Data records
☆ ☆ ☆ ☆ ☆

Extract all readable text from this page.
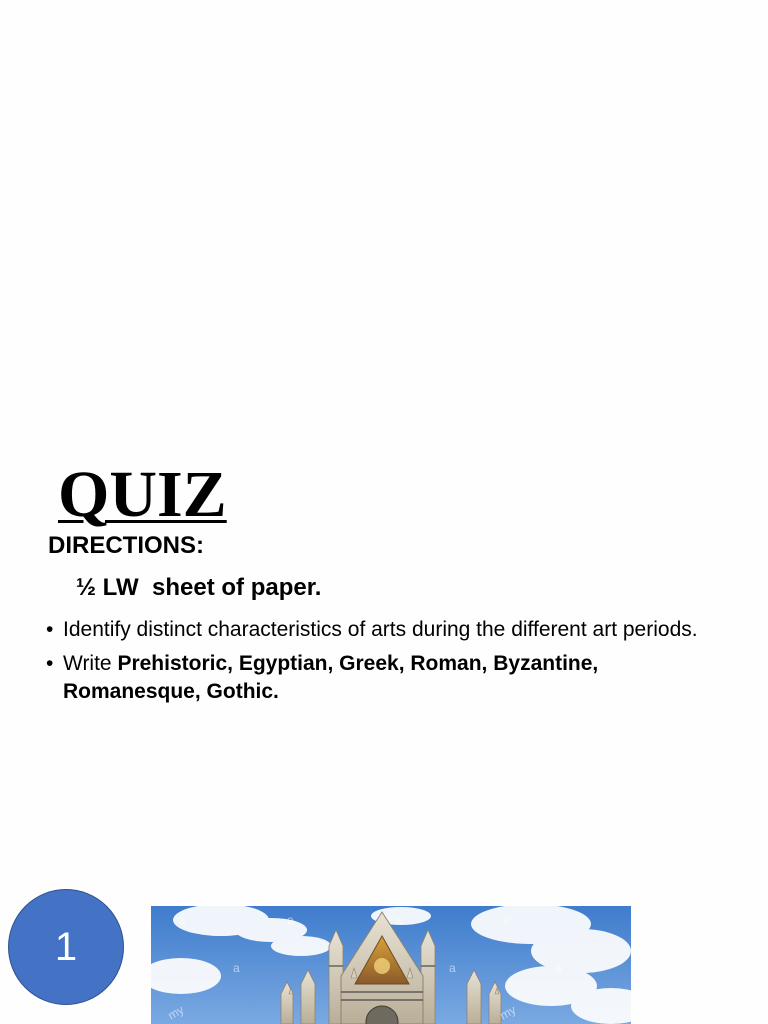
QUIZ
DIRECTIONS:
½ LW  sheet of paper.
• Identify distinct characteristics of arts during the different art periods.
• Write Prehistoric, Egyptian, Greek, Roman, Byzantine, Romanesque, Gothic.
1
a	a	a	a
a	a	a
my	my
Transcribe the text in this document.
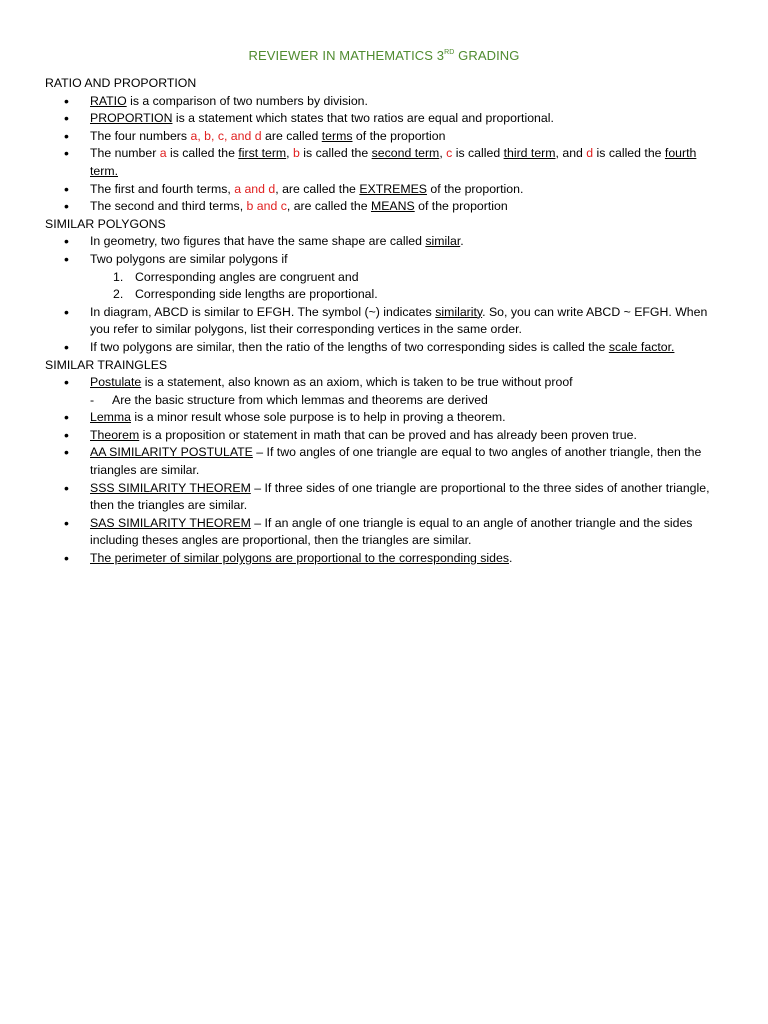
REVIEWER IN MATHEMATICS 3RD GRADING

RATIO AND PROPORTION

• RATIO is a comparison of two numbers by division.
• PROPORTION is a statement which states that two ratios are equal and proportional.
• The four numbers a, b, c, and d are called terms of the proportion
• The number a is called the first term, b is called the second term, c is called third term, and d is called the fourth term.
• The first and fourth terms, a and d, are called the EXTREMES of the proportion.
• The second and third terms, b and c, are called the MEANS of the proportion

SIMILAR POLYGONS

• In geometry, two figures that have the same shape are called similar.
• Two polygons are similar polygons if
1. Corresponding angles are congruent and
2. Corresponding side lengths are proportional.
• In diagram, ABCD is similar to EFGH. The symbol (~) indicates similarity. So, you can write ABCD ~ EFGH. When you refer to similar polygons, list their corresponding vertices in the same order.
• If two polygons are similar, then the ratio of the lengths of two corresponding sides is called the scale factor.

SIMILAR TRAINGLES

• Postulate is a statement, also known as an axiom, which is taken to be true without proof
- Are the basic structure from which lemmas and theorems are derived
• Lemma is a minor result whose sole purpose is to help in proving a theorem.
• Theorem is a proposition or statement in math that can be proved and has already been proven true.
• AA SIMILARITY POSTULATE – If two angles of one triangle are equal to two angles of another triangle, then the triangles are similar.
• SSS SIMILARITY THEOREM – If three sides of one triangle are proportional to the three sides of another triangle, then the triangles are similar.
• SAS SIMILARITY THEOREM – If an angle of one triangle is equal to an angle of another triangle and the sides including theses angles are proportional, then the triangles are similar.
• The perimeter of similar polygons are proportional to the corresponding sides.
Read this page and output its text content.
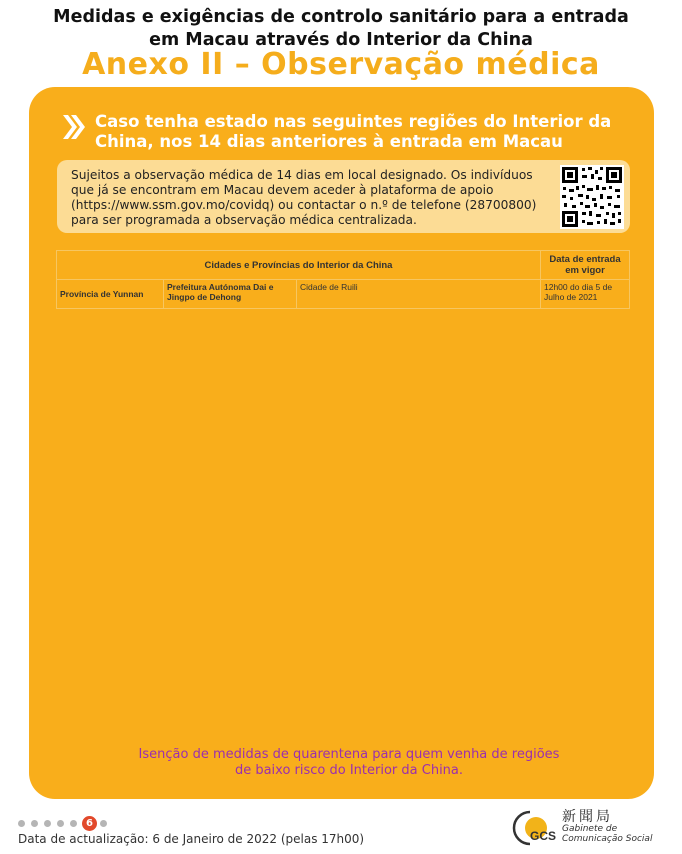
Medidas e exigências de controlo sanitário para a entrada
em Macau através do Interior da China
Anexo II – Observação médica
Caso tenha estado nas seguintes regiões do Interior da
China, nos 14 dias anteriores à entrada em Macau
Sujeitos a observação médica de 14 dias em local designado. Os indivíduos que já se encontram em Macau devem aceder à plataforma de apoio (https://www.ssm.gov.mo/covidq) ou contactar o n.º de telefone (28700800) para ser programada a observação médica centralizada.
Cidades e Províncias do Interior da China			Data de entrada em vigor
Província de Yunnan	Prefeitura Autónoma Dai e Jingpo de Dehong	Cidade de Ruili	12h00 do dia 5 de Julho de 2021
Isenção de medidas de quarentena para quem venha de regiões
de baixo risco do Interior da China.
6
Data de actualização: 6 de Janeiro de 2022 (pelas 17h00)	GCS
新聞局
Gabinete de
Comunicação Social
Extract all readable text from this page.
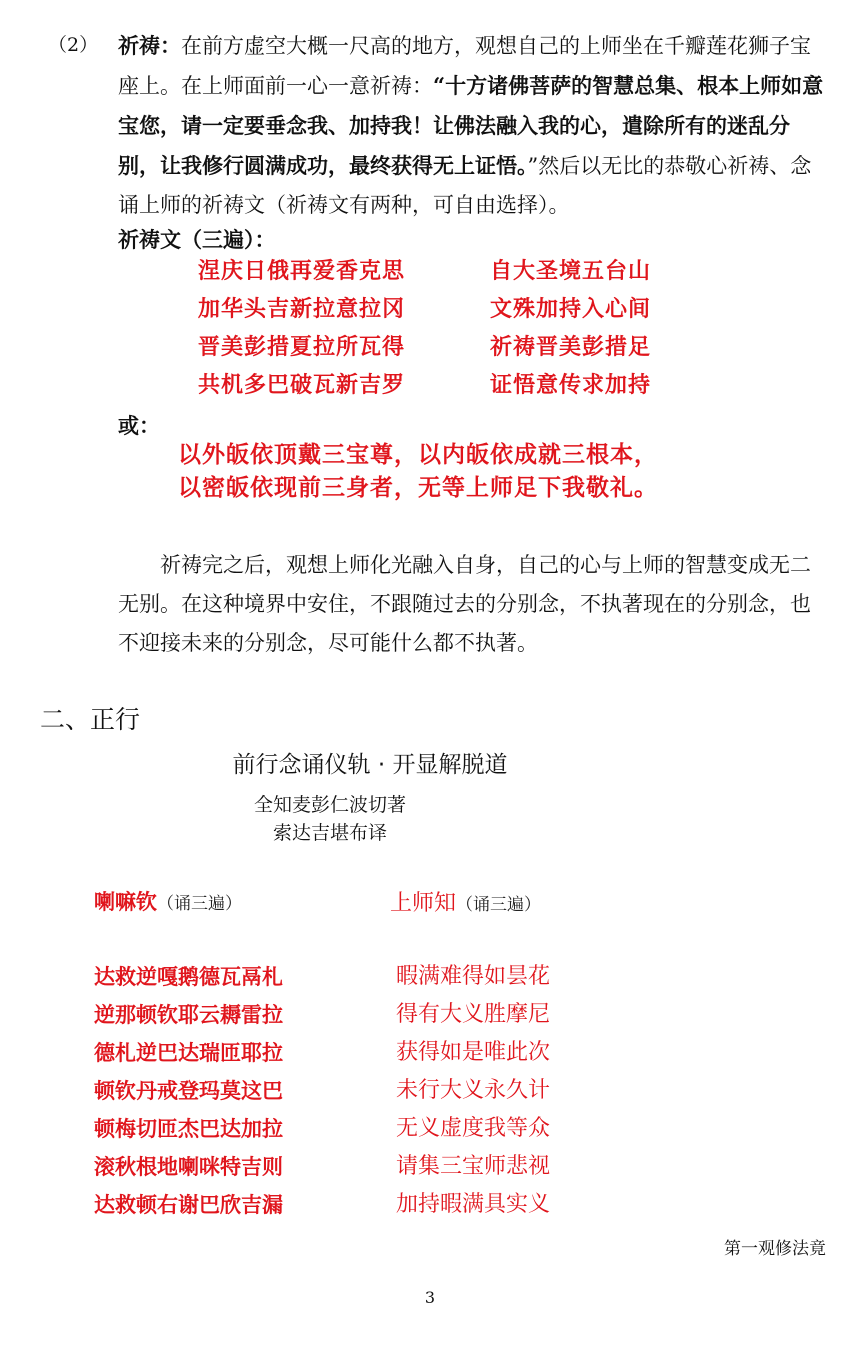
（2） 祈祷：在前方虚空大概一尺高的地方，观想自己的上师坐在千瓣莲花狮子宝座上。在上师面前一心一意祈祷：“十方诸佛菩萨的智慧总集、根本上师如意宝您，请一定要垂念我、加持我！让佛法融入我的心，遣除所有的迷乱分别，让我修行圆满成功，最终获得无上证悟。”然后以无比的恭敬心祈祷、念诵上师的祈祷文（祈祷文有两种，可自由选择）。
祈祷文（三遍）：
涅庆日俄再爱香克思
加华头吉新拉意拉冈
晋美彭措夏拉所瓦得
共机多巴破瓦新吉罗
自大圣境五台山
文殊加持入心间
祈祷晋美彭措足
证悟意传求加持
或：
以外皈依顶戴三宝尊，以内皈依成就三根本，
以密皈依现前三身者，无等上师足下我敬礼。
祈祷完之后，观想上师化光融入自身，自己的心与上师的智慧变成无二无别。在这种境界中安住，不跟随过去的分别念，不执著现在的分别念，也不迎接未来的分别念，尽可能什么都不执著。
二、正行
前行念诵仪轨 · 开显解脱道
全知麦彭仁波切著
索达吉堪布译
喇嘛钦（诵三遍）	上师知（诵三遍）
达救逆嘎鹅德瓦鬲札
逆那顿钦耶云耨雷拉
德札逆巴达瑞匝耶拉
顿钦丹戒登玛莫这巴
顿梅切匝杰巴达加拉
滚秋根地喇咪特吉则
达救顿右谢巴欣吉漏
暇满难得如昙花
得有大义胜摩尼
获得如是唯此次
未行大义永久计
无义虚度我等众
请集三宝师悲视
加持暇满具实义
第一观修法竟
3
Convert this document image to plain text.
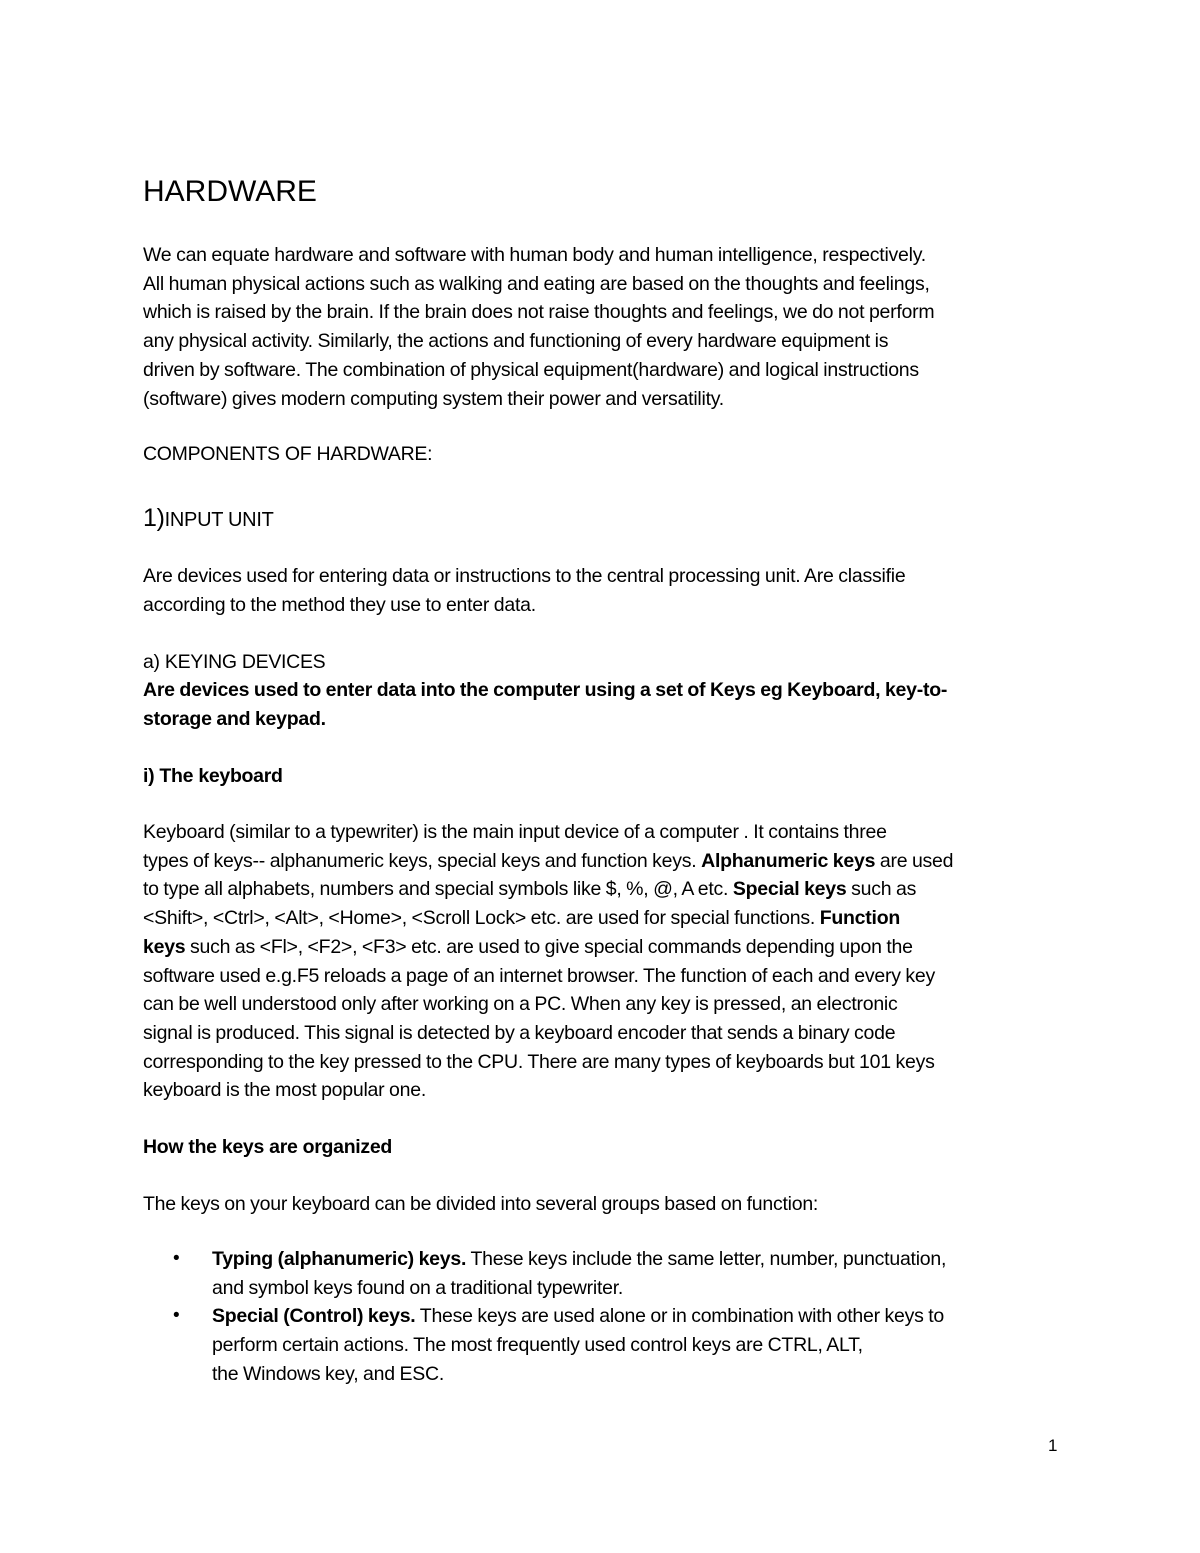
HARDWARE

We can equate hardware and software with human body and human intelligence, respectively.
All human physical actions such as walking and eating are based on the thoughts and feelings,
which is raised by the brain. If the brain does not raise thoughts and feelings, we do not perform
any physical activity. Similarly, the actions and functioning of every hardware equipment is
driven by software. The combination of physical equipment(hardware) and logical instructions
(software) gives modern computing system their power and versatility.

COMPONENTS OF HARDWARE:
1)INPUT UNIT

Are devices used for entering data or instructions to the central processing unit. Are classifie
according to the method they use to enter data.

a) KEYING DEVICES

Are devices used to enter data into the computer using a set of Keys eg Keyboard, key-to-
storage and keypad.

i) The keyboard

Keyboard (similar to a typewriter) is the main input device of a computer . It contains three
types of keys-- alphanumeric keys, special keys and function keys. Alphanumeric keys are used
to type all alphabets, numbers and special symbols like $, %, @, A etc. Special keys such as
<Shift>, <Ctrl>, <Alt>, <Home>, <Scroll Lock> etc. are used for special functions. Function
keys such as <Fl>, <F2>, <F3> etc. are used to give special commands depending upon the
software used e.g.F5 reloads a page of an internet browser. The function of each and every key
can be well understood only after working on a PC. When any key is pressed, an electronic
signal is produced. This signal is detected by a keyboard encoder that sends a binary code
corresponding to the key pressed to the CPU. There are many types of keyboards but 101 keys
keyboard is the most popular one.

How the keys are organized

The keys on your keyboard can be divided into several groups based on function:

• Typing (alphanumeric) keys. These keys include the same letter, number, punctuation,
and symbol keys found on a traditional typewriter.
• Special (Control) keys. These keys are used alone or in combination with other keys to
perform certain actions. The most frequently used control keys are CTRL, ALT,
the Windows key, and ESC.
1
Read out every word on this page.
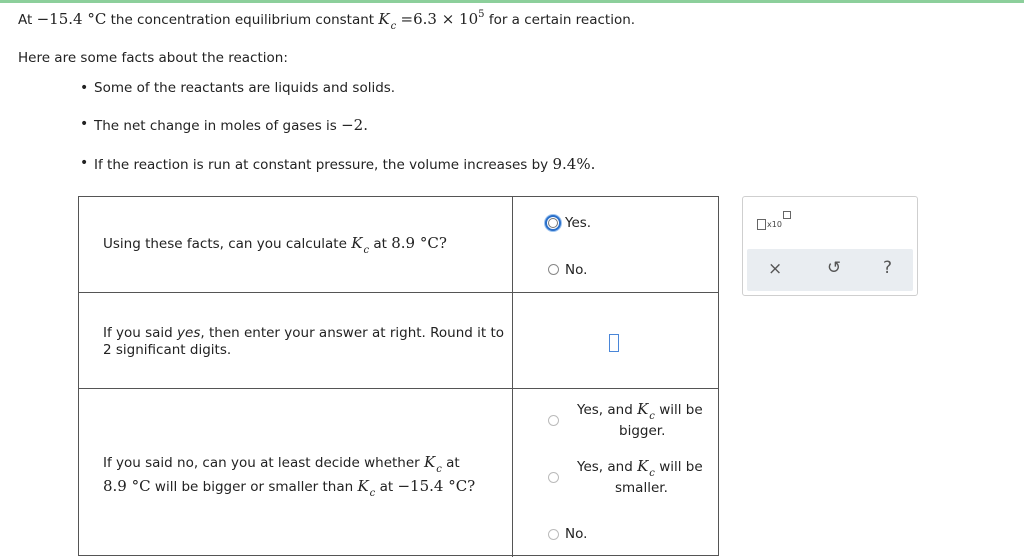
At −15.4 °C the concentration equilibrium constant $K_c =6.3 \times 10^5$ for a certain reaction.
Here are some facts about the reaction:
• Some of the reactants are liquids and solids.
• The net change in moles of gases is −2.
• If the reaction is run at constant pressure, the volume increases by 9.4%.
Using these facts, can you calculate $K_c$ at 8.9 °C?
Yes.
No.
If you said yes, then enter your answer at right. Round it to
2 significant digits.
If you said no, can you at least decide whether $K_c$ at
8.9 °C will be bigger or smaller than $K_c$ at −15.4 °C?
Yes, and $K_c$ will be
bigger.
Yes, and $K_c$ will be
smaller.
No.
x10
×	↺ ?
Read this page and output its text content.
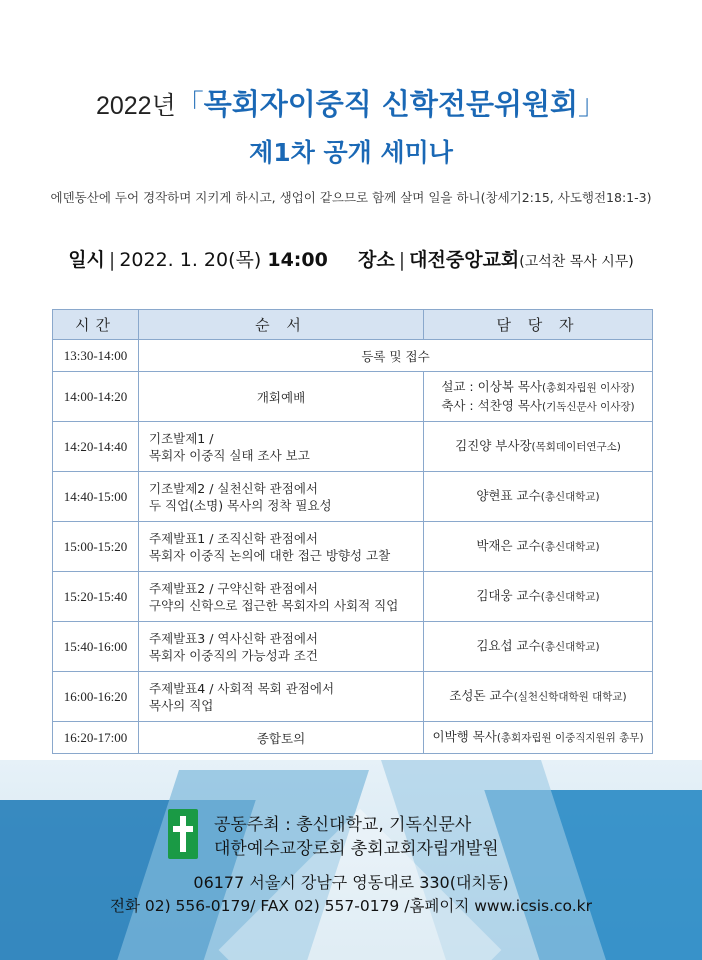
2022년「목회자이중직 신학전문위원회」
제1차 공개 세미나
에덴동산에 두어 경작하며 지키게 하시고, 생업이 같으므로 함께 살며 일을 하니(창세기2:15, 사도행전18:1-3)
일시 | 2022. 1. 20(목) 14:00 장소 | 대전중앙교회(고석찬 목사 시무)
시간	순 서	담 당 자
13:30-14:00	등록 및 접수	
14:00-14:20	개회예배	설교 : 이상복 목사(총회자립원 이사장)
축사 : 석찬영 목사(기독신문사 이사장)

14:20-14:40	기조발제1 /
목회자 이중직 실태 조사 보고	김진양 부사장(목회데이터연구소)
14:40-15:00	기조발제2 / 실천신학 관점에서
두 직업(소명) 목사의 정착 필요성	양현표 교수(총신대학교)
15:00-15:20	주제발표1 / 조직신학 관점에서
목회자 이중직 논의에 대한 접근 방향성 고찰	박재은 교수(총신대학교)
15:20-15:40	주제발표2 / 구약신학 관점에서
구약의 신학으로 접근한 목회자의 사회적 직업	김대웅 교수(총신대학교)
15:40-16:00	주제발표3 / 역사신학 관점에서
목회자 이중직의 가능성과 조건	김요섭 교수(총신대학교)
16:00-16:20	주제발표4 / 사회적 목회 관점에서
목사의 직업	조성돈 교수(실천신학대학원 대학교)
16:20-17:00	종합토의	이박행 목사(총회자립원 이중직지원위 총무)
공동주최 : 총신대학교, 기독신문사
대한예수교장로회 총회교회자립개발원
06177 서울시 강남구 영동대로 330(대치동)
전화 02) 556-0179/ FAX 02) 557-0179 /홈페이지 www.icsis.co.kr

☆ ☆ ☆ ☆ ☆

**GOAL OF THE EXERCISE:** Look over the records above and copy each line that includes the string "third".

**EXERCISE RESPONSE:**
• The number a is called the first term, b is called the second term, c is called third term, and d is called the fourth term.
• The second and third terms, b and c, are called the MEANS of the proportion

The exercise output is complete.